• Challenge:
Without including any pictures, copy each entry below exactly.

>>>

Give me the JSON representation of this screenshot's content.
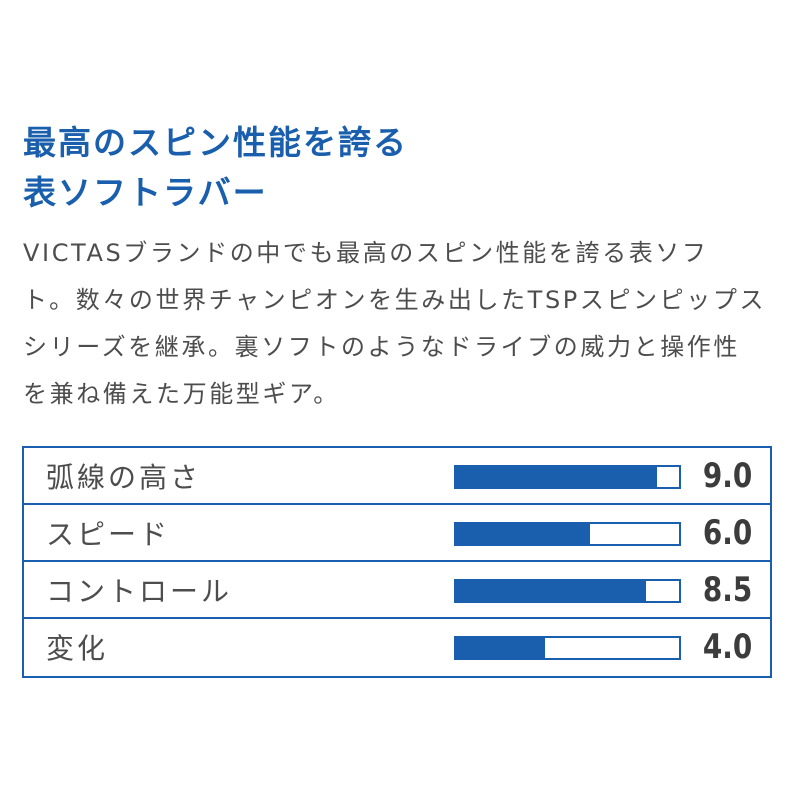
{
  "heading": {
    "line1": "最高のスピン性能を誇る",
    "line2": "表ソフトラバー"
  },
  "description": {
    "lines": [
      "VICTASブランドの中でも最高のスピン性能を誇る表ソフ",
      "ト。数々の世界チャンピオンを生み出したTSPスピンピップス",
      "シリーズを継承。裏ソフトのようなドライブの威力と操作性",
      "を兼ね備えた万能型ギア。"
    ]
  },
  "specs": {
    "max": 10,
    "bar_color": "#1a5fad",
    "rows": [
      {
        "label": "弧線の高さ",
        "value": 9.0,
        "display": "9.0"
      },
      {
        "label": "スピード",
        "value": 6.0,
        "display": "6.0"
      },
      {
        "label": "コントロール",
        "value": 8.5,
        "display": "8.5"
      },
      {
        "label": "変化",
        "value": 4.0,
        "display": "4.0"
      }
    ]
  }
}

<<<

• Full solution:
Give me the JSON representation of this screenshot's content.
{
  "heading": {
    "line1": "最高のスピン性能を誇る",
    "line2": "表ソフトラバー"
  },
  "description": {
    "lines": [
      "VICTASブランドの中でも最高のスピン性能を誇る表ソフ",
      "ト。数々の世界チャンピオンを生み出したTSPスピンピップス",
      "シリーズを継承。裏ソフトのようなドライブの威力と操作性",
      "を兼ね備えた万能型ギア。"
    ]
  },
  "specs": {
    "max": 10,
    "bar_color": "#1a5fad",
    "rows": [
      {
        "label": "弧線の高さ",
        "value": 9.0,
        "display": "9.0"
      },
      {
        "label": "スピード",
        "value": 6.0,
        "display": "6.0"
      },
      {
        "label": "コントロール",
        "value": 8.5,
        "display": "8.5"
      },
      {
        "label": "変化",
        "value": 4.0,
        "display": "4.0"
      }
    ]
  }
}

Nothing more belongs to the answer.